***** SUPPLIED PASSAGE

I’d worked in television as a writer-producer for over a dozen years before I became a showrunner. And I thought that meant that I knew exactly what I was getting into. And the biggest shock, or the thing that I underestimated the most, is that there’s this perception about showrunners — a perception that showrunners cultivate for themselves — that showrunning is an auteur job. And on some level it’s true, in the sense that you’re responsible for making every creative decision from writing to hiring directors and casting and production design. You get presentations from every department head that in film would normally go to the director. And because you’re trying to create a unified vision across episodes, you end up having an approval that is higher than the director’s approval.

**********
***** RECORD EXCERPTS

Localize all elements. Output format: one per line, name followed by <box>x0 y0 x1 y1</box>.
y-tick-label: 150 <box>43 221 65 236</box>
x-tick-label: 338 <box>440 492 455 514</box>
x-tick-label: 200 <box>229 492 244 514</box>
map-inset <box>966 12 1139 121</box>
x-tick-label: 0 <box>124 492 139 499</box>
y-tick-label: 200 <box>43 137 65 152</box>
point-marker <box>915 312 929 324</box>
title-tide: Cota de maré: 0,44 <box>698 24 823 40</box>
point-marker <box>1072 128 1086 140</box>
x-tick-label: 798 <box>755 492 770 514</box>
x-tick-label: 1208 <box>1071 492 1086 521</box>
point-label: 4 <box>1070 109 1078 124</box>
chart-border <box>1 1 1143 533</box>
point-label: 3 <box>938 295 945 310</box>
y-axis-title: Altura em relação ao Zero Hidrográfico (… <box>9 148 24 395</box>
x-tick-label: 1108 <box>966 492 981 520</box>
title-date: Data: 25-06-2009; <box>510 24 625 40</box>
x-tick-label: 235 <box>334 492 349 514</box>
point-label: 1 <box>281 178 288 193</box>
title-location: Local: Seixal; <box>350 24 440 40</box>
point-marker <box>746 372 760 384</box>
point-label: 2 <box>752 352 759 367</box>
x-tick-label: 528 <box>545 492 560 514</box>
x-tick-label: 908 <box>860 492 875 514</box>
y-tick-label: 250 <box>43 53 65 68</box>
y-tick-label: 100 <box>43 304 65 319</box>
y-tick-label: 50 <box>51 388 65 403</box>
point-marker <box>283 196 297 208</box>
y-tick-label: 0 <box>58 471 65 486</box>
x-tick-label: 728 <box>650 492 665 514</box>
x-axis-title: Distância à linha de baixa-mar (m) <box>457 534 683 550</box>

**********

** GIVEN PROBLEM A **
In the showrunning passage, for how long had the writer worked in television as a writer-producer before becoming a showrunner?
** GIVEN PROBLEM B **
Say whether each statement agrees with the showrunning passage. Answer yes or no, and quote the words that decide it.
(i) Showrunners themselves foster the idea that showrunning is an auteur job.
(ii) A showrunner receives presentations from department heads that in film would go to the director.
(iii) A showrunner's approval ends up ranking below the director's.

** RESULT A **
Over a dozen years.

** RESULT B **
(i) Yes: "a perception that showrunners cultivate for themselves"
(ii) Yes: "You get presentations from every department head that in film would normally go to the director."
(iii) No: "you end up having an approval that is higher than the director’s approval."